- [Problem details]: Reproduce every entry below precisely; do not include the pictures.
# # #
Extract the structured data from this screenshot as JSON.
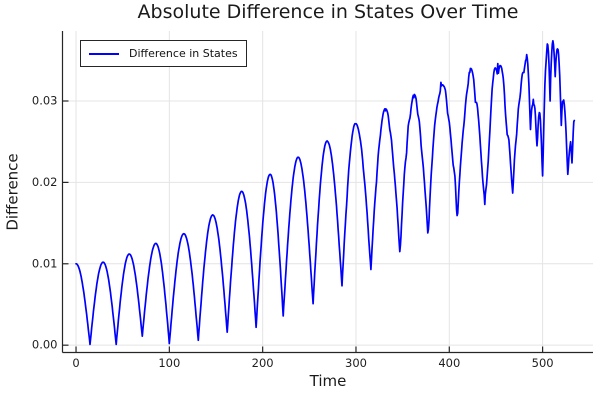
{
  "chart_data": {
    "type": "line",
    "title": "Absolute Difference in States Over Time",
    "xlabel": "Time",
    "ylabel": "Difference",
    "xlim": [
      -14.5,
      554
    ],
    "ylim": [
      -0.0009,
      0.0386
    ],
    "xticks": [
      0,
      100,
      200,
      300,
      400,
      500
    ],
    "xtick_labels": [
      "0",
      "100",
      "200",
      "300",
      "400",
      "500"
    ],
    "yticks": [
      0.0,
      0.01,
      0.02,
      0.03
    ],
    "ytick_labels": [
      "0.00",
      "0.01",
      "0.02",
      "0.03"
    ],
    "grid": true,
    "legend": {
      "position": "top-left",
      "entries": [
        {
          "label": "Difference in States",
          "color": "#0000ff"
        }
      ]
    },
    "series": [
      {
        "name": "Difference in States",
        "color": "#0000ff",
        "first_extremum": "peak",
        "extrema": [
          [
            0,
            0.01
          ],
          [
            15,
            0.0001
          ],
          [
            29,
            0.0102
          ],
          [
            43,
            0.0001
          ],
          [
            57,
            0.0112
          ],
          [
            71,
            0.0011
          ],
          [
            85.5,
            0.0125
          ],
          [
            100,
            0.0002
          ],
          [
            115.5,
            0.0137
          ],
          [
            131,
            0.0006
          ],
          [
            146.5,
            0.016
          ],
          [
            162,
            0.0016
          ],
          [
            177.5,
            0.0189
          ],
          [
            193,
            0.0022
          ],
          [
            208,
            0.021
          ],
          [
            222,
            0.0036
          ],
          [
            238,
            0.0231
          ],
          [
            254,
            0.0051
          ],
          [
            269,
            0.0251
          ],
          [
            285,
            0.0073
          ],
          [
            299.5,
            0.0272
          ],
          [
            316,
            0.0093
          ],
          [
            331.5,
            0.0288
          ],
          [
            347,
            0.0115
          ],
          [
            362,
            0.0304
          ],
          [
            377,
            0.0138
          ],
          [
            391,
            0.0323
          ],
          [
            409,
            0.0162
          ],
          [
            422,
            0.0335
          ],
          [
            438,
            0.0173
          ],
          [
            452,
            0.0346
          ],
          [
            468,
            0.0187
          ],
          [
            483,
            0.0357
          ],
          [
            487,
            0.0265
          ],
          [
            490,
            0.0302
          ],
          [
            494,
            0.0245
          ],
          [
            497,
            0.0285
          ],
          [
            500,
            0.0208
          ],
          [
            505,
            0.037
          ],
          [
            508,
            0.03
          ],
          [
            511,
            0.0374
          ],
          [
            513.5,
            0.033
          ],
          [
            516,
            0.0364
          ],
          [
            520,
            0.027
          ],
          [
            522,
            0.03
          ],
          [
            527,
            0.021
          ],
          [
            530,
            0.025
          ],
          [
            531.5,
            0.0224
          ],
          [
            534,
            0.0276
          ]
        ],
        "noise": {
          "start_t": 265,
          "max_amplitude": 0.0022
        }
      }
    ]
  },
  "colors": {
    "line": "#0000ff",
    "grid": "#e4e4e4",
    "axis": "#262626",
    "text": "#1f1f1f",
    "background": "#ffffff",
    "legend_border": "#262626"
  }
}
# # #
- [Exercise solution]:
Extract the structured data from this screenshot as JSON.
{
  "chart_data": {
    "type": "line",
    "title": "Absolute Difference in States Over Time",
    "xlabel": "Time",
    "ylabel": "Difference",
    "xlim": [
      -14.5,
      554
    ],
    "ylim": [
      -0.0009,
      0.0386
    ],
    "xticks": [
      0,
      100,
      200,
      300,
      400,
      500
    ],
    "xtick_labels": [
      "0",
      "100",
      "200",
      "300",
      "400",
      "500"
    ],
    "yticks": [
      0.0,
      0.01,
      0.02,
      0.03
    ],
    "ytick_labels": [
      "0.00",
      "0.01",
      "0.02",
      "0.03"
    ],
    "grid": true,
    "legend": {
      "position": "top-left",
      "entries": [
        {
          "label": "Difference in States",
          "color": "#0000ff"
        }
      ]
    },
    "series": [
      {
        "name": "Difference in States",
        "color": "#0000ff",
        "first_extremum": "peak",
        "extrema": [
          [
            0,
            0.01
          ],
          [
            15,
            0.0001
          ],
          [
            29,
            0.0102
          ],
          [
            43,
            0.0001
          ],
          [
            57,
            0.0112
          ],
          [
            71,
            0.0011
          ],
          [
            85.5,
            0.0125
          ],
          [
            100,
            0.0002
          ],
          [
            115.5,
            0.0137
          ],
          [
            131,
            0.0006
          ],
          [
            146.5,
            0.016
          ],
          [
            162,
            0.0016
          ],
          [
            177.5,
            0.0189
          ],
          [
            193,
            0.0022
          ],
          [
            208,
            0.021
          ],
          [
            222,
            0.0036
          ],
          [
            238,
            0.0231
          ],
          [
            254,
            0.0051
          ],
          [
            269,
            0.0251
          ],
          [
            285,
            0.0073
          ],
          [
            299.5,
            0.0272
          ],
          [
            316,
            0.0093
          ],
          [
            331.5,
            0.0288
          ],
          [
            347,
            0.0115
          ],
          [
            362,
            0.0304
          ],
          [
            377,
            0.0138
          ],
          [
            391,
            0.0323
          ],
          [
            409,
            0.0162
          ],
          [
            422,
            0.0335
          ],
          [
            438,
            0.0173
          ],
          [
            452,
            0.0346
          ],
          [
            468,
            0.0187
          ],
          [
            483,
            0.0357
          ],
          [
            487,
            0.0265
          ],
          [
            490,
            0.0302
          ],
          [
            494,
            0.0245
          ],
          [
            497,
            0.0285
          ],
          [
            500,
            0.0208
          ],
          [
            505,
            0.037
          ],
          [
            508,
            0.03
          ],
          [
            511,
            0.0374
          ],
          [
            513.5,
            0.033
          ],
          [
            516,
            0.0364
          ],
          [
            520,
            0.027
          ],
          [
            522,
            0.03
          ],
          [
            527,
            0.021
          ],
          [
            530,
            0.025
          ],
          [
            531.5,
            0.0224
          ],
          [
            534,
            0.0276
          ]
        ],
        "noise": {
          "start_t": 265,
          "max_amplitude": 0.0022
        }
      }
    ]
  },
  "colors": {
    "line": "#0000ff",
    "grid": "#e4e4e4",
    "axis": "#262626",
    "text": "#1f1f1f",
    "background": "#ffffff",
    "legend_border": "#262626"
  }
}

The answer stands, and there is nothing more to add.